The issue of how much dramatic licence films like this can take without the project becoming compromised is an interesting one, and Cranston refers to comments made by acclaimed screenwriter Aaron Sorkin when discussing how far films based on true stories can get away with deviating from the real events. The important distinction to make, he says, is between accuracy and honesty.

“Accuracy is important in journalism,” he says.” You [have to] get the facts correct – it’s a story, it’s a news item. But we’re not in the journalistic business, we’re in the entertainment business. So when we’re telling a story about real people, it’s important to be honest, but it’s not important to be accurate in the sense that by virtue of making a movie, we have to take liberties in so many areas.

“First of all, people know I’m not Jerry Selby, so you have to accept that. And then we have to truncate stories. We have to shorten stories in order to fit in and get to the core. So it’s more important to be honest, that we are depicting real-life events and how they were approached, as opposed to being exactly accurate in each little thing.

As an example, he cites the fact that the real Jerry and Marge have six children and “scores of grandchildren” whereas, in the film, they have only two – each of whom plays a key role.

STATED TASK 1: Reproduce the excerpt on accuracy and honesty in films word for word. Begin at the words "The issue of" and stop after "so many areas.".
STATED TASK 2: According to the excerpt on accuracy and honesty in films, why do the filmmakers shorten the real stories they tell?
STATED TASK 3: List every person named in the excerpt on accuracy and honesty in films.
The material after this excerpt isn't needed for anything here.

DATASET ROWS:
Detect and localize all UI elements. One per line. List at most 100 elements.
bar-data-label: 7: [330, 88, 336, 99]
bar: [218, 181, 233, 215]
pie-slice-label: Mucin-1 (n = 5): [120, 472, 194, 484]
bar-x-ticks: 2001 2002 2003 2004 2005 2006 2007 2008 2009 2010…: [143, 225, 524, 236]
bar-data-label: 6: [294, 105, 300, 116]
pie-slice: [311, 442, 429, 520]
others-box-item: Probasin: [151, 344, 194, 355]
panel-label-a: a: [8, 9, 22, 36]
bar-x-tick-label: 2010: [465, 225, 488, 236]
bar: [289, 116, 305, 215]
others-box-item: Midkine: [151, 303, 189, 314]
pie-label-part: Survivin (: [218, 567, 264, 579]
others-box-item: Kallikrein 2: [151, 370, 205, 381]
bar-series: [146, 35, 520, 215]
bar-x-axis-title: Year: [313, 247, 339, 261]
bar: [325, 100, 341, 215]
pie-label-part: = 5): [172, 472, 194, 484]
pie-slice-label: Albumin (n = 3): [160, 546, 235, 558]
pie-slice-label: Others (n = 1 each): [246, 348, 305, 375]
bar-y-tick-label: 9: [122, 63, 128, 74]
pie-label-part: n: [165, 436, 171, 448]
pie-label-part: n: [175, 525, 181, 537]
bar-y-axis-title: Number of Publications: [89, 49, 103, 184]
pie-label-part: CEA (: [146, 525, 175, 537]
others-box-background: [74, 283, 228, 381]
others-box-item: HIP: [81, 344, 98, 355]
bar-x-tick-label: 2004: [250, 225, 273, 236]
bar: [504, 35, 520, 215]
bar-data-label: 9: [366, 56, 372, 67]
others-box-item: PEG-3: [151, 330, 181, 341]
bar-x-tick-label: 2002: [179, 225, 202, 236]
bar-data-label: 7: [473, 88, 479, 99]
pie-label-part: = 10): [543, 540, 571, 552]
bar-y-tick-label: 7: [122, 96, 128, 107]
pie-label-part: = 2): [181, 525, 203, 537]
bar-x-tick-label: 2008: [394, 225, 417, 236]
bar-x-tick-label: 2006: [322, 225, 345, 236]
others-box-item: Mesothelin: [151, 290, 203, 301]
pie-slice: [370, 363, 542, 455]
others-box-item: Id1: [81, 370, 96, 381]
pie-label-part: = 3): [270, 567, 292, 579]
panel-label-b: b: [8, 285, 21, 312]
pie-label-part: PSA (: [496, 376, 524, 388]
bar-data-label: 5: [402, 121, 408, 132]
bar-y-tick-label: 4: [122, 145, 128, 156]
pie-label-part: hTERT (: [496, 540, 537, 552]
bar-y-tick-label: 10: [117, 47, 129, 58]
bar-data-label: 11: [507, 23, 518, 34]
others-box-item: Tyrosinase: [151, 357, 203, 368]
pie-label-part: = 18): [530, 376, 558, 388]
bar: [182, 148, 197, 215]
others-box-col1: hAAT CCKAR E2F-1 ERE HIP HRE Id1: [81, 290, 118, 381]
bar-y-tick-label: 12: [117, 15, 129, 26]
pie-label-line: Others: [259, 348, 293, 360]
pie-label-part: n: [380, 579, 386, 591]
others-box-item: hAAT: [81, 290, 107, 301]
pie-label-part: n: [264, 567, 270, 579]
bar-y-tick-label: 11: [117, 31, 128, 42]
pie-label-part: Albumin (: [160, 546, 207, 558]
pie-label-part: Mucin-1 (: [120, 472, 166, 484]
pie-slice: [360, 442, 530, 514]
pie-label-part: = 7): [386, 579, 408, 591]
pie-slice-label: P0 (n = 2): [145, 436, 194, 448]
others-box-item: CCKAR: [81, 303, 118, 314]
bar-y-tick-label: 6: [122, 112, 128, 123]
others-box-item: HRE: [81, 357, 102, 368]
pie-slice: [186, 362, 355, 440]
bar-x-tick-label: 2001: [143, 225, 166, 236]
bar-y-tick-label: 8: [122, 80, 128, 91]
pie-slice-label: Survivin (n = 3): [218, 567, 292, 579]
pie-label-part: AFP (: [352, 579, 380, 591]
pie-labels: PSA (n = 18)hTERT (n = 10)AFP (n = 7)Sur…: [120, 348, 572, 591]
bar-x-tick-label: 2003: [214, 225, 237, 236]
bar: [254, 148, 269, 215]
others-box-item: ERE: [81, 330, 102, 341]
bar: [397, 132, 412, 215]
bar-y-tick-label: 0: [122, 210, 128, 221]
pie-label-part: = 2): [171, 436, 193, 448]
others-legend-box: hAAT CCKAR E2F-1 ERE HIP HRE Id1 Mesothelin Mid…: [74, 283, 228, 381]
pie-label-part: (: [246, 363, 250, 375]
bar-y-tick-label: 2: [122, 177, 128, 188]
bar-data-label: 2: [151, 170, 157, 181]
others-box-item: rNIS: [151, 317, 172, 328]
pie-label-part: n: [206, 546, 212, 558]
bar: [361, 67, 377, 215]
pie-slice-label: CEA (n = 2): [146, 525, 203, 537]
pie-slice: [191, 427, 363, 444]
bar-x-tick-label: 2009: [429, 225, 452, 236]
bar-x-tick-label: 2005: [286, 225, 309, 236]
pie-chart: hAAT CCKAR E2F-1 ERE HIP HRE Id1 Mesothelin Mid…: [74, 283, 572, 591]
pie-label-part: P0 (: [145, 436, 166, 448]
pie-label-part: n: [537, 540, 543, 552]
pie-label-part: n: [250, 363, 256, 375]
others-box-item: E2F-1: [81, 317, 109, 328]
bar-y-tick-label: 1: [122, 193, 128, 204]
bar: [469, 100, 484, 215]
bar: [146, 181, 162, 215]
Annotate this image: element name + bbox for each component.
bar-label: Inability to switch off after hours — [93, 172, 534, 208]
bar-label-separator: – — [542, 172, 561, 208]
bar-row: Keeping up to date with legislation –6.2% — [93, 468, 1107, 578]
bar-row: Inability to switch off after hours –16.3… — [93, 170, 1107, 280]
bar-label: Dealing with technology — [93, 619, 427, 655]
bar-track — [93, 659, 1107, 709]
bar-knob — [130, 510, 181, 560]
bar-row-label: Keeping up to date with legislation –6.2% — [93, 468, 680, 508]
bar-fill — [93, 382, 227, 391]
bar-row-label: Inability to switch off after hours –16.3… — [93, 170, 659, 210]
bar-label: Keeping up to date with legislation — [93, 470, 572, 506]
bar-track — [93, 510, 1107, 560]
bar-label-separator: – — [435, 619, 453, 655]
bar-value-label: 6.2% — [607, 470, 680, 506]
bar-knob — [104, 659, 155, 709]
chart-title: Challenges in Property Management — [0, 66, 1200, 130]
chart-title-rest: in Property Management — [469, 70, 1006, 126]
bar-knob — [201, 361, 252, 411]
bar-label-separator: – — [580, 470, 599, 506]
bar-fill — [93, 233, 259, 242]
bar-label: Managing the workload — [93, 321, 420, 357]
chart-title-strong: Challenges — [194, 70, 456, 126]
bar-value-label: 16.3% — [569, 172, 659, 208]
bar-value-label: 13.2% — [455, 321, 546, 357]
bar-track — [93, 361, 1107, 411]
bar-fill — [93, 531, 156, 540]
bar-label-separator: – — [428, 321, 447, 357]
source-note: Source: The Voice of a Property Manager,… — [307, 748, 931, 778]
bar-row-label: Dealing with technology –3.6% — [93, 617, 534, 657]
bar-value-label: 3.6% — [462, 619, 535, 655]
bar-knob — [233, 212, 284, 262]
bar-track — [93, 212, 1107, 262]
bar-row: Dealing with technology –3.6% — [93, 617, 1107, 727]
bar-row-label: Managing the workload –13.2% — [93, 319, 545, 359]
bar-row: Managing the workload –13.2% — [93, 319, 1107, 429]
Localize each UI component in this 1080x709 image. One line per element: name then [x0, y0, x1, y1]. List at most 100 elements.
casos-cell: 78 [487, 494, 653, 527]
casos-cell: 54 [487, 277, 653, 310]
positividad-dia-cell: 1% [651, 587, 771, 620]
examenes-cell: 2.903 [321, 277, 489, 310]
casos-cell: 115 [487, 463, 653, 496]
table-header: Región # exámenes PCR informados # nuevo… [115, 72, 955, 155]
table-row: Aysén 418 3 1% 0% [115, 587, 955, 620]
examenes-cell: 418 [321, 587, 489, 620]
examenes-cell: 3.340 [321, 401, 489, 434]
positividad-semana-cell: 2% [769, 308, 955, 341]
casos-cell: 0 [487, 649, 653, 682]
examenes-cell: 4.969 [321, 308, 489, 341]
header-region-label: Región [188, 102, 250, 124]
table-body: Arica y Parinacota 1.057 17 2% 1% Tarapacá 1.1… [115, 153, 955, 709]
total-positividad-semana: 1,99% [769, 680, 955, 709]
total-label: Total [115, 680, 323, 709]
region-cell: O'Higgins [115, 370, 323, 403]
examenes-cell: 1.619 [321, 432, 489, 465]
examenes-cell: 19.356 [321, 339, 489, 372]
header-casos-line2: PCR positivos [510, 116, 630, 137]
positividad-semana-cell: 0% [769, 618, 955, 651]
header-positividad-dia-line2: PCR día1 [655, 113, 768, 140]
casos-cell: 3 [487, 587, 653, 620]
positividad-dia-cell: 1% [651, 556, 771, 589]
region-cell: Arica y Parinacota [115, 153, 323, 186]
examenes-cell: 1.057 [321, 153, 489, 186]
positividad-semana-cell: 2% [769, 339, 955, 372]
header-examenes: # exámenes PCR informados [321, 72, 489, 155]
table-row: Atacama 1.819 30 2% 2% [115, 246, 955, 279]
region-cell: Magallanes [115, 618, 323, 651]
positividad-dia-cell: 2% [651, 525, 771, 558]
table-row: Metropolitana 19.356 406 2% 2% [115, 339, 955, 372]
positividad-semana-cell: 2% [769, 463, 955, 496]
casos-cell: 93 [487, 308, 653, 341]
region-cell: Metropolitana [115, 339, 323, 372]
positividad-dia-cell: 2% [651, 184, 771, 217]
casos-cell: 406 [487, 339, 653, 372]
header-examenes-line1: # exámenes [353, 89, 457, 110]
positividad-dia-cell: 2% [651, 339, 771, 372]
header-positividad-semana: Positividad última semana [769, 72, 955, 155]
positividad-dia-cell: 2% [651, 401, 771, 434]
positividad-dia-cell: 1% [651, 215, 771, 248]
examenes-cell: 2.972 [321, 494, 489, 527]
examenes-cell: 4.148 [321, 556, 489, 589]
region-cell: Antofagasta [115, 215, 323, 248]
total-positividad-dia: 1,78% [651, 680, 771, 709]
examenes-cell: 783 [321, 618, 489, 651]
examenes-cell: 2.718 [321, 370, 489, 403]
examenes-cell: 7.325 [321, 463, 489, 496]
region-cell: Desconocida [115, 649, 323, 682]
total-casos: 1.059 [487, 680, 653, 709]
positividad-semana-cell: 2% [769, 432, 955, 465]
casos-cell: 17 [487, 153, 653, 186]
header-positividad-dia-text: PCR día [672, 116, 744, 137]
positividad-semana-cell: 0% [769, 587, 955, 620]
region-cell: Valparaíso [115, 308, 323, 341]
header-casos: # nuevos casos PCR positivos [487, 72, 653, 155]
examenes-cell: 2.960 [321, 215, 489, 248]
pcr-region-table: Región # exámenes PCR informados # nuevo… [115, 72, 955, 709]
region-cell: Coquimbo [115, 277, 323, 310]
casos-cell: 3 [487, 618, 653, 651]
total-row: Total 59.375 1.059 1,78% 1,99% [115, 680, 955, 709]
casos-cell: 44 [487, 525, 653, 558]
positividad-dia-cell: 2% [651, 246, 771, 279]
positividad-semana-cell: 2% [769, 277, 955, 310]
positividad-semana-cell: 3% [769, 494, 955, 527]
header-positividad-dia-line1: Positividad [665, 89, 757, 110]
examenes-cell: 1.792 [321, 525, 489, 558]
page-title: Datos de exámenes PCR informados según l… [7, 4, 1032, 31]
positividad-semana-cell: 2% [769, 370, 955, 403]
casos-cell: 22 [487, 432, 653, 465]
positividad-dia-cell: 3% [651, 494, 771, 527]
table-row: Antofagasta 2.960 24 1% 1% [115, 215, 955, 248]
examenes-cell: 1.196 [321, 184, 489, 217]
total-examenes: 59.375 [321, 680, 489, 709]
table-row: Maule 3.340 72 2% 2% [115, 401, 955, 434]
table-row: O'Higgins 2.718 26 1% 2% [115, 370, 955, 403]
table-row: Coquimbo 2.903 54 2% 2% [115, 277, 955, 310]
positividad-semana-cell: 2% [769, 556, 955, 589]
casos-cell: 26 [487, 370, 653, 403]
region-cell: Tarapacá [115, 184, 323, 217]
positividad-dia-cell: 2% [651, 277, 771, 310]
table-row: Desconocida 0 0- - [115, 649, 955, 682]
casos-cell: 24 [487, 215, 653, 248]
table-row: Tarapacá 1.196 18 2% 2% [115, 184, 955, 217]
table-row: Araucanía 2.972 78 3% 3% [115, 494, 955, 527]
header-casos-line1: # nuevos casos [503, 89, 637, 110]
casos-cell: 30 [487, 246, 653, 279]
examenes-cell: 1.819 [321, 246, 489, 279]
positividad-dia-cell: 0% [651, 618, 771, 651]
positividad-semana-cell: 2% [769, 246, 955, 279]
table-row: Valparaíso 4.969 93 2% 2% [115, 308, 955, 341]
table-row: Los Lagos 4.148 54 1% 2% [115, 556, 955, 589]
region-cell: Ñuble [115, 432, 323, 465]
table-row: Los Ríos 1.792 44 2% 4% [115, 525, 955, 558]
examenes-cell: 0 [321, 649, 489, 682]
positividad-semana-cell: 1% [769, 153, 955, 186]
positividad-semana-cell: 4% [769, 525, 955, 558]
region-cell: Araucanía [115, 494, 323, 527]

REPLY 1:
The issue of how much dramatic licence films like this can take without the project becoming compromised is an interesting one, and Cranston refers to comments made by acclaimed screenwriter Aaron Sorkin when discussing how far films based on true stories can get away with deviating from the real events. The important distinction to make, he says, is between accuracy and honesty.

“Accuracy is important in journalism,” he says.” You [have to] get the facts correct – it’s a story, it’s a news item. But we’re not in the journalistic business, we’re in the entertainment business. So when we’re telling a story about real people, it’s important to be honest, but it’s not important to be accurate in the sense that by virtue of making a movie, we have to take liberties in so many areas.

REPLY 2: They truncate stories so the story fits and gets to its core. Cranston adds that, because they work in entertainment rather than journalism, honesty about the real events matters more than being exactly accurate in every detail.

REPLY 3:
- Cranston
- Aaron Sorkin
- Jerry Selby (also called Jerry)
- Marge